* [STATED EXERCISE]: Under this task are some entries; return every one of them exactly.

==== RECORDS FOR PROCESSING

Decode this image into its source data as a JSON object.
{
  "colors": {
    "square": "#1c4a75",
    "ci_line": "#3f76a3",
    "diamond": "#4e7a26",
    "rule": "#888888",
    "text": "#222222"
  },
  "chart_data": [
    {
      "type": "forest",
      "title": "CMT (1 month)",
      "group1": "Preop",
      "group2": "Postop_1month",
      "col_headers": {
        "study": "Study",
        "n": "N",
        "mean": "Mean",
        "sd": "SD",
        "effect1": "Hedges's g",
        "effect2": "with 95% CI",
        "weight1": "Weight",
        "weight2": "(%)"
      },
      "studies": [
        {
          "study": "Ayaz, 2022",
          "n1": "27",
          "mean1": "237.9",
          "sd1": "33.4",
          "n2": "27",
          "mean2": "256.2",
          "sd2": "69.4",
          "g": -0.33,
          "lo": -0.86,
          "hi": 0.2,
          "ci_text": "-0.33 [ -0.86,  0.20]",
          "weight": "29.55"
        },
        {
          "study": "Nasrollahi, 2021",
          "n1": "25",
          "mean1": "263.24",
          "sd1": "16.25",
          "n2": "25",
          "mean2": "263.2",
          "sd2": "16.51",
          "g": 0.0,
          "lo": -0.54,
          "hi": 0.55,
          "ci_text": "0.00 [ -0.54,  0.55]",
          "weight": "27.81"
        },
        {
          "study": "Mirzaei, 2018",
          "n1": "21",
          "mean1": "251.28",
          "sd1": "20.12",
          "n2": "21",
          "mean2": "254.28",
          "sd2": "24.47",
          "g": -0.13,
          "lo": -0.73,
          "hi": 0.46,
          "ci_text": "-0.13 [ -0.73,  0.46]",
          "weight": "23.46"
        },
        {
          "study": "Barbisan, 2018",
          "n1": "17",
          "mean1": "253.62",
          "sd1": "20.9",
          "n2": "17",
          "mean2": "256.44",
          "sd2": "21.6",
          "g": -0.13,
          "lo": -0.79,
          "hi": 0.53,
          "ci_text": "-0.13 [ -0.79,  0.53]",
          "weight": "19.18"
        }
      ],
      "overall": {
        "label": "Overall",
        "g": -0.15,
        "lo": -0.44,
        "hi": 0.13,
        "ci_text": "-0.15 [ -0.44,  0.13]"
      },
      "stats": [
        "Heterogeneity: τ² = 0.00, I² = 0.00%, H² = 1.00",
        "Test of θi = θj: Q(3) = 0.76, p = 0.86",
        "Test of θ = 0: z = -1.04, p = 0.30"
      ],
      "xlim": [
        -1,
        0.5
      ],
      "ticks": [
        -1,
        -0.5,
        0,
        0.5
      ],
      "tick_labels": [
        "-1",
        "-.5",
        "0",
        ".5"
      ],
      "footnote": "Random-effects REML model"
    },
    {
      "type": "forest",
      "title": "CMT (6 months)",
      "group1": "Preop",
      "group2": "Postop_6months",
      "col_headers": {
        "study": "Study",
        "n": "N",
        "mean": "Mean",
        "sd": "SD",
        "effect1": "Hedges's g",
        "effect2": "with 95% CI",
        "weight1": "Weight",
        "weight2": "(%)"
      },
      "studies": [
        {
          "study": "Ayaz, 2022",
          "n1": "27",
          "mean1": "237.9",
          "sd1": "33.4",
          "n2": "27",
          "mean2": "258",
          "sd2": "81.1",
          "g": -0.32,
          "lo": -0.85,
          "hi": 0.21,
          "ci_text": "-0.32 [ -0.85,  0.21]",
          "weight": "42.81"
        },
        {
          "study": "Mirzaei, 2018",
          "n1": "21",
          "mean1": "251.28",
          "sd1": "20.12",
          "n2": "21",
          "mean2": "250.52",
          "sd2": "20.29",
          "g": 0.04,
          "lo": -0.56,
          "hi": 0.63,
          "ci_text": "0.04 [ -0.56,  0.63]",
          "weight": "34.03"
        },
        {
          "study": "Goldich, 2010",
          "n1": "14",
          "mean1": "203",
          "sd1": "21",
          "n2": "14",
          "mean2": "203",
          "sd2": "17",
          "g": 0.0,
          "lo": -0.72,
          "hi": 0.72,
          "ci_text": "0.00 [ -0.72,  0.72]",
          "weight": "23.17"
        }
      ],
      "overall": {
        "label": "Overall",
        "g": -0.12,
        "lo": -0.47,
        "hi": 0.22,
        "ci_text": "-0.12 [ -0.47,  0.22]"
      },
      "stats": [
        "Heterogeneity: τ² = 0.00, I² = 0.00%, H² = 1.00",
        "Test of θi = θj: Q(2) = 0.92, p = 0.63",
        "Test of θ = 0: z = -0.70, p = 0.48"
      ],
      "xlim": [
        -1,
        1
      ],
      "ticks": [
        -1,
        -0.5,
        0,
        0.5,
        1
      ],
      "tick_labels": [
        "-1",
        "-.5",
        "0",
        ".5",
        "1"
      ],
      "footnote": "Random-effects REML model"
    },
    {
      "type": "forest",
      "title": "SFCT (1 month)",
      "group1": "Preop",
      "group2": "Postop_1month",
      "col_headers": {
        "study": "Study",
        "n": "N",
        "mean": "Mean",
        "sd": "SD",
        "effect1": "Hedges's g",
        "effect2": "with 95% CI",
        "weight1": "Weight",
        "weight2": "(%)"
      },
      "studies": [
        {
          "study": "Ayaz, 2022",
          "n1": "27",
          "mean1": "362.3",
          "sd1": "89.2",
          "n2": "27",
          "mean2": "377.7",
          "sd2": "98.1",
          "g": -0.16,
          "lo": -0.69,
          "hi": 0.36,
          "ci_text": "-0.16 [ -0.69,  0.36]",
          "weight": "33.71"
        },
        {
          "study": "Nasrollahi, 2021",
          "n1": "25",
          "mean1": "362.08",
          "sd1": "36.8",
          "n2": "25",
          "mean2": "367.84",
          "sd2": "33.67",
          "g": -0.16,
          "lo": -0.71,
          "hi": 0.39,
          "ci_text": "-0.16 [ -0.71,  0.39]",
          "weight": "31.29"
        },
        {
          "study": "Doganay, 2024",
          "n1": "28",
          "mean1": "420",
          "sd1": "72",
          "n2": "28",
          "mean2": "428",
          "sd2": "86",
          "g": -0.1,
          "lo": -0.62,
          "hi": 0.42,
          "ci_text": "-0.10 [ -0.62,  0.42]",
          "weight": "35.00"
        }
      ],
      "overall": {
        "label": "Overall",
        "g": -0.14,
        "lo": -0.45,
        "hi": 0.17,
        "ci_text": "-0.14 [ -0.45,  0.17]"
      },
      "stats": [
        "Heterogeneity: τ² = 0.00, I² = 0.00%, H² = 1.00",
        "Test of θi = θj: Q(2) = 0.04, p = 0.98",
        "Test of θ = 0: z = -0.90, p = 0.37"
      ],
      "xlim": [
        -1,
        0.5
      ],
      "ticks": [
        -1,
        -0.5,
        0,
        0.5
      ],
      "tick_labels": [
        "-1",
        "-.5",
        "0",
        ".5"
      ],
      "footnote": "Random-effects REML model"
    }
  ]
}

========

* [SOLUTION FOR THIS EXERCISE]:
Decode this image into its source data as a JSON object.
{
  "colors": {
    "square": "#1c4a75",
    "ci_line": "#3f76a3",
    "diamond": "#4e7a26",
    "rule": "#888888",
    "text": "#222222"
  },
  "chart_data": [
    {
      "type": "forest",
      "title": "CMT (1 month)",
      "group1": "Preop",
      "group2": "Postop_1month",
      "col_headers": {
        "study": "Study",
        "n": "N",
        "mean": "Mean",
        "sd": "SD",
        "effect1": "Hedges's g",
        "effect2": "with 95% CI",
        "weight1": "Weight",
        "weight2": "(%)"
      },
      "studies": [
        {
          "study": "Ayaz, 2022",
          "n1": "27",
          "mean1": "237.9",
          "sd1": "33.4",
          "n2": "27",
          "mean2": "256.2",
          "sd2": "69.4",
          "g": -0.33,
          "lo": -0.86,
          "hi": 0.2,
          "ci_text": "-0.33 [ -0.86,  0.20]",
          "weight": "29.55"
        },
        {
          "study": "Nasrollahi, 2021",
          "n1": "25",
          "mean1": "263.24",
          "sd1": "16.25",
          "n2": "25",
          "mean2": "263.2",
          "sd2": "16.51",
          "g": 0.0,
          "lo": -0.54,
          "hi": 0.55,
          "ci_text": "0.00 [ -0.54,  0.55]",
          "weight": "27.81"
        },
        {
          "study": "Mirzaei, 2018",
          "n1": "21",
          "mean1": "251.28",
          "sd1": "20.12",
          "n2": "21",
          "mean2": "254.28",
          "sd2": "24.47",
          "g": -0.13,
          "lo": -0.73,
          "hi": 0.46,
          "ci_text": "-0.13 [ -0.73,  0.46]",
          "weight": "23.46"
        },
        {
          "study": "Barbisan, 2018",
          "n1": "17",
          "mean1": "253.62",
          "sd1": "20.9",
          "n2": "17",
          "mean2": "256.44",
          "sd2": "21.6",
          "g": -0.13,
          "lo": -0.79,
          "hi": 0.53,
          "ci_text": "-0.13 [ -0.79,  0.53]",
          "weight": "19.18"
        }
      ],
      "overall": {
        "label": "Overall",
        "g": -0.15,
        "lo": -0.44,
        "hi": 0.13,
        "ci_text": "-0.15 [ -0.44,  0.13]"
      },
      "stats": [
        "Heterogeneity: τ² = 0.00, I² = 0.00%, H² = 1.00",
        "Test of θi = θj: Q(3) = 0.76, p = 0.86",
        "Test of θ = 0: z = -1.04, p = 0.30"
      ],
      "xlim": [
        -1,
        0.5
      ],
      "ticks": [
        -1,
        -0.5,
        0,
        0.5
      ],
      "tick_labels": [
        "-1",
        "-.5",
        "0",
        ".5"
      ],
      "footnote": "Random-effects REML model"
    },
    {
      "type": "forest",
      "title": "CMT (6 months)",
      "group1": "Preop",
      "group2": "Postop_6months",
      "col_headers": {
        "study": "Study",
        "n": "N",
        "mean": "Mean",
        "sd": "SD",
        "effect1": "Hedges's g",
        "effect2": "with 95% CI",
        "weight1": "Weight",
        "weight2": "(%)"
      },
      "studies": [
        {
          "study": "Ayaz, 2022",
          "n1": "27",
          "mean1": "237.9",
          "sd1": "33.4",
          "n2": "27",
          "mean2": "258",
          "sd2": "81.1",
          "g": -0.32,
          "lo": -0.85,
          "hi": 0.21,
          "ci_text": "-0.32 [ -0.85,  0.21]",
          "weight": "42.81"
        },
        {
          "study": "Mirzaei, 2018",
          "n1": "21",
          "mean1": "251.28",
          "sd1": "20.12",
          "n2": "21",
          "mean2": "250.52",
          "sd2": "20.29",
          "g": 0.04,
          "lo": -0.56,
          "hi": 0.63,
          "ci_text": "0.04 [ -0.56,  0.63]",
          "weight": "34.03"
        },
        {
          "study": "Goldich, 2010",
          "n1": "14",
          "mean1": "203",
          "sd1": "21",
          "n2": "14",
          "mean2": "203",
          "sd2": "17",
          "g": 0.0,
          "lo": -0.72,
          "hi": 0.72,
          "ci_text": "0.00 [ -0.72,  0.72]",
          "weight": "23.17"
        }
      ],
      "overall": {
        "label": "Overall",
        "g": -0.12,
        "lo": -0.47,
        "hi": 0.22,
        "ci_text": "-0.12 [ -0.47,  0.22]"
      },
      "stats": [
        "Heterogeneity: τ² = 0.00, I² = 0.00%, H² = 1.00",
        "Test of θi = θj: Q(2) = 0.92, p = 0.63",
        "Test of θ = 0: z = -0.70, p = 0.48"
      ],
      "xlim": [
        -1,
        1
      ],
      "ticks": [
        -1,
        -0.5,
        0,
        0.5,
        1
      ],
      "tick_labels": [
        "-1",
        "-.5",
        "0",
        ".5",
        "1"
      ],
      "footnote": "Random-effects REML model"
    },
    {
      "type": "forest",
      "title": "SFCT (1 month)",
      "group1": "Preop",
      "group2": "Postop_1month",
      "col_headers": {
        "study": "Study",
        "n": "N",
        "mean": "Mean",
        "sd": "SD",
        "effect1": "Hedges's g",
        "effect2": "with 95% CI",
        "weight1": "Weight",
        "weight2": "(%)"
      },
      "studies": [
        {
          "study": "Ayaz, 2022",
          "n1": "27",
          "mean1": "362.3",
          "sd1": "89.2",
          "n2": "27",
          "mean2": "377.7",
          "sd2": "98.1",
          "g": -0.16,
          "lo": -0.69,
          "hi": 0.36,
          "ci_text": "-0.16 [ -0.69,  0.36]",
          "weight": "33.71"
        },
        {
          "study": "Nasrollahi, 2021",
          "n1": "25",
          "mean1": "362.08",
          "sd1": "36.8",
          "n2": "25",
          "mean2": "367.84",
          "sd2": "33.67",
          "g": -0.16,
          "lo": -0.71,
          "hi": 0.39,
          "ci_text": "-0.16 [ -0.71,  0.39]",
          "weight": "31.29"
        },
        {
          "study": "Doganay, 2024",
          "n1": "28",
          "mean1": "420",
          "sd1": "72",
          "n2": "28",
          "mean2": "428",
          "sd2": "86",
          "g": -0.1,
          "lo": -0.62,
          "hi": 0.42,
          "ci_text": "-0.10 [ -0.62,  0.42]",
          "weight": "35.00"
        }
      ],
      "overall": {
        "label": "Overall",
        "g": -0.14,
        "lo": -0.45,
        "hi": 0.17,
        "ci_text": "-0.14 [ -0.45,  0.17]"
      },
      "stats": [
        "Heterogeneity: τ² = 0.00, I² = 0.00%, H² = 1.00",
        "Test of θi = θj: Q(2) = 0.04, p = 0.98",
        "Test of θ = 0: z = -0.90, p = 0.37"
      ],
      "xlim": [
        -1,
        0.5
      ],
      "ticks": [
        -1,
        -0.5,
        0,
        0.5
      ],
      "tick_labels": [
        "-1",
        "-.5",
        "0",
        ".5"
      ],
      "footnote": "Random-effects REML model"
    }
  ]
}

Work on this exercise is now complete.